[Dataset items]
====
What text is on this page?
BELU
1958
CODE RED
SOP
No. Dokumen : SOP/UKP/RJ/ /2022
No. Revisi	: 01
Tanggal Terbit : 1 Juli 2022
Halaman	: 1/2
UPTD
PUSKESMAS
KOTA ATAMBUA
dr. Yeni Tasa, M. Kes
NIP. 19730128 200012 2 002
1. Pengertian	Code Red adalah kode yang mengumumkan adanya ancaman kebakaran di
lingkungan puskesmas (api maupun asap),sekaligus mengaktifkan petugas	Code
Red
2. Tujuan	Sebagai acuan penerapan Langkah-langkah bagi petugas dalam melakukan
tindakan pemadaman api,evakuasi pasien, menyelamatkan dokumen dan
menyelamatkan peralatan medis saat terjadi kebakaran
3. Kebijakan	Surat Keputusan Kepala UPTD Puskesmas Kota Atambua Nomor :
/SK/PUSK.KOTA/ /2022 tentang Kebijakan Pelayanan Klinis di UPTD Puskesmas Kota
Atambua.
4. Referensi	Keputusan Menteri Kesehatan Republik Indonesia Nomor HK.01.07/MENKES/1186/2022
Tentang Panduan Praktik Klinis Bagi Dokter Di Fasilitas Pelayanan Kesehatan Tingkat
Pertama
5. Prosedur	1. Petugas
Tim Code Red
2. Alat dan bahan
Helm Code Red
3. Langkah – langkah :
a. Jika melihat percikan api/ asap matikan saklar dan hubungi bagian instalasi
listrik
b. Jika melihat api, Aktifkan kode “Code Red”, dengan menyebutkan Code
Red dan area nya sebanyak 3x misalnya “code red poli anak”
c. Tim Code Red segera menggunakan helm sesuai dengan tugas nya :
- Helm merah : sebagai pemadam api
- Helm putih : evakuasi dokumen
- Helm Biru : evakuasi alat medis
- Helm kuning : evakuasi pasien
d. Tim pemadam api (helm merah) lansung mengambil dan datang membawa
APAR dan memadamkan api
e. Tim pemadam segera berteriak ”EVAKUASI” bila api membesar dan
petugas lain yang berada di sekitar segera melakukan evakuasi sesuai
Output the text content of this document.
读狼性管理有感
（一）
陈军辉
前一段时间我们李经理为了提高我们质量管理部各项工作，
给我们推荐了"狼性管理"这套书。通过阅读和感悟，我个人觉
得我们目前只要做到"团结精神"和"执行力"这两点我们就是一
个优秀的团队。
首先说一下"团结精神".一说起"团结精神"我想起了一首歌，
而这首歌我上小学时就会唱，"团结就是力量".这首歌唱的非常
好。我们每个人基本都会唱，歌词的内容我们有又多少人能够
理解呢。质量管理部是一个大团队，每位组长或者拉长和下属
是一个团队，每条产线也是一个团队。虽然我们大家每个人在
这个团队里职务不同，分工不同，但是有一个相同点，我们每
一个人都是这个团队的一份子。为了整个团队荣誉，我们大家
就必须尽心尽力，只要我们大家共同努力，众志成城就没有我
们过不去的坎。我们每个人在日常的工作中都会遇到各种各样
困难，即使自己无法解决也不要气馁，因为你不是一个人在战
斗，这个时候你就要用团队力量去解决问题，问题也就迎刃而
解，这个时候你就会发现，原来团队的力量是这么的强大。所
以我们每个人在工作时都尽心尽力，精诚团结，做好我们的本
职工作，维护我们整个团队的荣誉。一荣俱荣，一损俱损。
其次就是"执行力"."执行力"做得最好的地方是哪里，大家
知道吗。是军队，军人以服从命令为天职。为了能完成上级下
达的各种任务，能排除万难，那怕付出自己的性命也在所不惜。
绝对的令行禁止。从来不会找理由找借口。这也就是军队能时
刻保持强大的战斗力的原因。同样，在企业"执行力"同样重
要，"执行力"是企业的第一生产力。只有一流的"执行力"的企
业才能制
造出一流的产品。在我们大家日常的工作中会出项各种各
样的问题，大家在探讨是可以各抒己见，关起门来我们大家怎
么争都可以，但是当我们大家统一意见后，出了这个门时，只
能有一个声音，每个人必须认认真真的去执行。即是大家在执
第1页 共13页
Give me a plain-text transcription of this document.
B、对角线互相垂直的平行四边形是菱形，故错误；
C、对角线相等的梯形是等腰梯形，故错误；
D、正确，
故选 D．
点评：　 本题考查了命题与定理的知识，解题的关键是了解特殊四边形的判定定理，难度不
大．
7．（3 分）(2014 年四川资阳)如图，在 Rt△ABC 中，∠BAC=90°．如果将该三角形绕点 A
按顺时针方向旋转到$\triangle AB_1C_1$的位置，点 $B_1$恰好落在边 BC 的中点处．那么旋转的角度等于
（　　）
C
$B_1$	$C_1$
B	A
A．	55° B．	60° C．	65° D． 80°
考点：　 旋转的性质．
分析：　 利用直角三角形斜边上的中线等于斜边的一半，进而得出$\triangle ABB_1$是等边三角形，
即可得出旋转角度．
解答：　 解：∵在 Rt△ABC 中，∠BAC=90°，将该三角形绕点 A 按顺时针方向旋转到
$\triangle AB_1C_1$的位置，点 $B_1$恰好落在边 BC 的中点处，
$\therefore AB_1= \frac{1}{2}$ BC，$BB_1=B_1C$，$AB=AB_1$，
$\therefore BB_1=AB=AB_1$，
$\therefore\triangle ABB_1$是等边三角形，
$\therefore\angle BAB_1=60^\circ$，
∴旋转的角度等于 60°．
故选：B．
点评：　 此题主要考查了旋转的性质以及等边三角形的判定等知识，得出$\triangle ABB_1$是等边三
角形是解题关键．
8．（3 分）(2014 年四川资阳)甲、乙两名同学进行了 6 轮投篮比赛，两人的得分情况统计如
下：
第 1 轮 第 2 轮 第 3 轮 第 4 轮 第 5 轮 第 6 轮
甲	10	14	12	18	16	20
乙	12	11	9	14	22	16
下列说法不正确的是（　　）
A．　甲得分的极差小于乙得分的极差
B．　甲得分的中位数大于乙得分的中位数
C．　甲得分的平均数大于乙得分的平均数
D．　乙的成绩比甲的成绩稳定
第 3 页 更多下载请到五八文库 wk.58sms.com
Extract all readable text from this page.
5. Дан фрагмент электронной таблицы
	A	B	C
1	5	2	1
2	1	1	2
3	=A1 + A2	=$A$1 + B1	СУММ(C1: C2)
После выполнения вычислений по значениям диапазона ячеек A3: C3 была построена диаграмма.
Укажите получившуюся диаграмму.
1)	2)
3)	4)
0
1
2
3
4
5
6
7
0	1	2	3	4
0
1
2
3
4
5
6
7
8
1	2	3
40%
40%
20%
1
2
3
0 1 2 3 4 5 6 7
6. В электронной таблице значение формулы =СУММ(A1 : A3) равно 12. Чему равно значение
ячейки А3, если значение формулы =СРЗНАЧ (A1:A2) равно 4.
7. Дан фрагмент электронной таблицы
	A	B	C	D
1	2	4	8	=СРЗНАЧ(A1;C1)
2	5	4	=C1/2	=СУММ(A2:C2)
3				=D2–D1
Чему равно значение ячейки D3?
====
→ **Exercise instructions**
Reproduce the complete data exactly as presented above.

→ **Reply to the exercise**
What text is on this page?
BELU
1958
CODE RED
SOP
No. Dokumen : SOP/UKP/RJ/ /2022
No. Revisi	: 01
Tanggal Terbit : 1 Juli 2022
Halaman	: 1/2
UPTD
PUSKESMAS
KOTA ATAMBUA
dr. Yeni Tasa, M. Kes
NIP. 19730128 200012 2 002
1. Pengertian	Code Red adalah kode yang mengumumkan adanya ancaman kebakaran di
lingkungan puskesmas (api maupun asap),sekaligus mengaktifkan petugas	Code
Red
2. Tujuan	Sebagai acuan penerapan Langkah-langkah bagi petugas dalam melakukan
tindakan pemadaman api,evakuasi pasien, menyelamatkan dokumen dan
menyelamatkan peralatan medis saat terjadi kebakaran
3. Kebijakan	Surat Keputusan Kepala UPTD Puskesmas Kota Atambua Nomor :
/SK/PUSK.KOTA/ /2022 tentang Kebijakan Pelayanan Klinis di UPTD Puskesmas Kota
Atambua.
4. Referensi	Keputusan Menteri Kesehatan Republik Indonesia Nomor HK.01.07/MENKES/1186/2022
Tentang Panduan Praktik Klinis Bagi Dokter Di Fasilitas Pelayanan Kesehatan Tingkat
Pertama
5. Prosedur	1. Petugas
Tim Code Red
2. Alat dan bahan
Helm Code Red
3. Langkah – langkah :
a. Jika melihat percikan api/ asap matikan saklar dan hubungi bagian instalasi
listrik
b. Jika melihat api, Aktifkan kode “Code Red”, dengan menyebutkan Code
Red dan area nya sebanyak 3x misalnya “code red poli anak”
c. Tim Code Red segera menggunakan helm sesuai dengan tugas nya :
- Helm merah : sebagai pemadam api
- Helm putih : evakuasi dokumen
- Helm Biru : evakuasi alat medis
- Helm kuning : evakuasi pasien
d. Tim pemadam api (helm merah) lansung mengambil dan datang membawa
APAR dan memadamkan api
e. Tim pemadam segera berteriak ”EVAKUASI” bila api membesar dan
petugas lain yang berada di sekitar segera melakukan evakuasi sesuai
Output the text content of this document.
读狼性管理有感
（一）
陈军辉
前一段时间我们李经理为了提高我们质量管理部各项工作，
给我们推荐了"狼性管理"这套书。通过阅读和感悟，我个人觉
得我们目前只要做到"团结精神"和"执行力"这两点我们就是一
个优秀的团队。
首先说一下"团结精神".一说起"团结精神"我想起了一首歌，
而这首歌我上小学时就会唱，"团结就是力量".这首歌唱的非常
好。我们每个人基本都会唱，歌词的内容我们有又多少人能够
理解呢。质量管理部是一个大团队，每位组长或者拉长和下属
是一个团队，每条产线也是一个团队。虽然我们大家每个人在
这个团队里职务不同，分工不同，但是有一个相同点，我们每
一个人都是这个团队的一份子。为了整个团队荣誉，我们大家
就必须尽心尽力，只要我们大家共同努力，众志成城就没有我
们过不去的坎。我们每个人在日常的工作中都会遇到各种各样
困难，即使自己无法解决也不要气馁，因为你不是一个人在战
斗，这个时候你就要用团队力量去解决问题，问题也就迎刃而
解，这个时候你就会发现，原来团队的力量是这么的强大。所
以我们每个人在工作时都尽心尽力，精诚团结，做好我们的本
职工作，维护我们整个团队的荣誉。一荣俱荣，一损俱损。
其次就是"执行力"."执行力"做得最好的地方是哪里，大家
知道吗。是军队，军人以服从命令为天职。为了能完成上级下
达的各种任务，能排除万难，那怕付出自己的性命也在所不惜。
绝对的令行禁止。从来不会找理由找借口。这也就是军队能时
刻保持强大的战斗力的原因。同样，在企业"执行力"同样重
要，"执行力"是企业的第一生产力。只有一流的"执行力"的企
业才能制
造出一流的产品。在我们大家日常的工作中会出项各种各
样的问题，大家在探讨是可以各抒己见，关起门来我们大家怎
么争都可以，但是当我们大家统一意见后，出了这个门时，只
能有一个声音，每个人必须认认真真的去执行。即是大家在执
第1页 共13页
Give me a plain-text transcription of this document.
B、对角线互相垂直的平行四边形是菱形，故错误；
C、对角线相等的梯形是等腰梯形，故错误；
D、正确，
故选 D．
点评：　 本题考查了命题与定理的知识，解题的关键是了解特殊四边形的判定定理，难度不
大．
7．（3 分）(2014 年四川资阳)如图，在 Rt△ABC 中，∠BAC=90°．如果将该三角形绕点 A
按顺时针方向旋转到$\triangle AB_1C_1$的位置，点 $B_1$恰好落在边 BC 的中点处．那么旋转的角度等于
（　　）
C
$B_1$	$C_1$
B	A
A．	55° B．	60° C．	65° D． 80°
考点：　 旋转的性质．
分析：　 利用直角三角形斜边上的中线等于斜边的一半，进而得出$\triangle ABB_1$是等边三角形，
即可得出旋转角度．
解答：　 解：∵在 Rt△ABC 中，∠BAC=90°，将该三角形绕点 A 按顺时针方向旋转到
$\triangle AB_1C_1$的位置，点 $B_1$恰好落在边 BC 的中点处，
$\therefore AB_1= \frac{1}{2}$ BC，$BB_1=B_1C$，$AB=AB_1$，
$\therefore BB_1=AB=AB_1$，
$\therefore\triangle ABB_1$是等边三角形，
$\therefore\angle BAB_1=60^\circ$，
∴旋转的角度等于 60°．
故选：B．
点评：　 此题主要考查了旋转的性质以及等边三角形的判定等知识，得出$\triangle ABB_1$是等边三
角形是解题关键．
8．（3 分）(2014 年四川资阳)甲、乙两名同学进行了 6 轮投篮比赛，两人的得分情况统计如
下：
第 1 轮 第 2 轮 第 3 轮 第 4 轮 第 5 轮 第 6 轮
甲	10	14	12	18	16	20
乙	12	11	9	14	22	16
下列说法不正确的是（　　）
A．　甲得分的极差小于乙得分的极差
B．　甲得分的中位数大于乙得分的中位数
C．　甲得分的平均数大于乙得分的平均数
D．　乙的成绩比甲的成绩稳定
第 3 页 更多下载请到五八文库 wk.58sms.com
Extract all readable text from this page.
5. Дан фрагмент электронной таблицы
	A	B	C
1	5	2	1
2	1	1	2
3	=A1 + A2	=$A$1 + B1	СУММ(C1: C2)
После выполнения вычислений по значениям диапазона ячеек A3: C3 была построена диаграмма.
Укажите получившуюся диаграмму.
1)	2)
3)	4)
0
1
2
3
4
5
6
7
0	1	2	3	4
0
1
2
3
4
5
6
7
8
1	2	3
40%
40%
20%
1
2
3
0 1 2 3 4 5 6 7
6. В электронной таблице значение формулы =СУММ(A1 : A3) равно 12. Чему равно значение
ячейки А3, если значение формулы =СРЗНАЧ (A1:A2) равно 4.
7. Дан фрагмент электронной таблицы
	A	B	C	D
1	2	4	8	=СРЗНАЧ(A1;C1)
2	5	4	=C1/2	=СУММ(A2:C2)
3				=D2–D1
Чему равно значение ячейки D3?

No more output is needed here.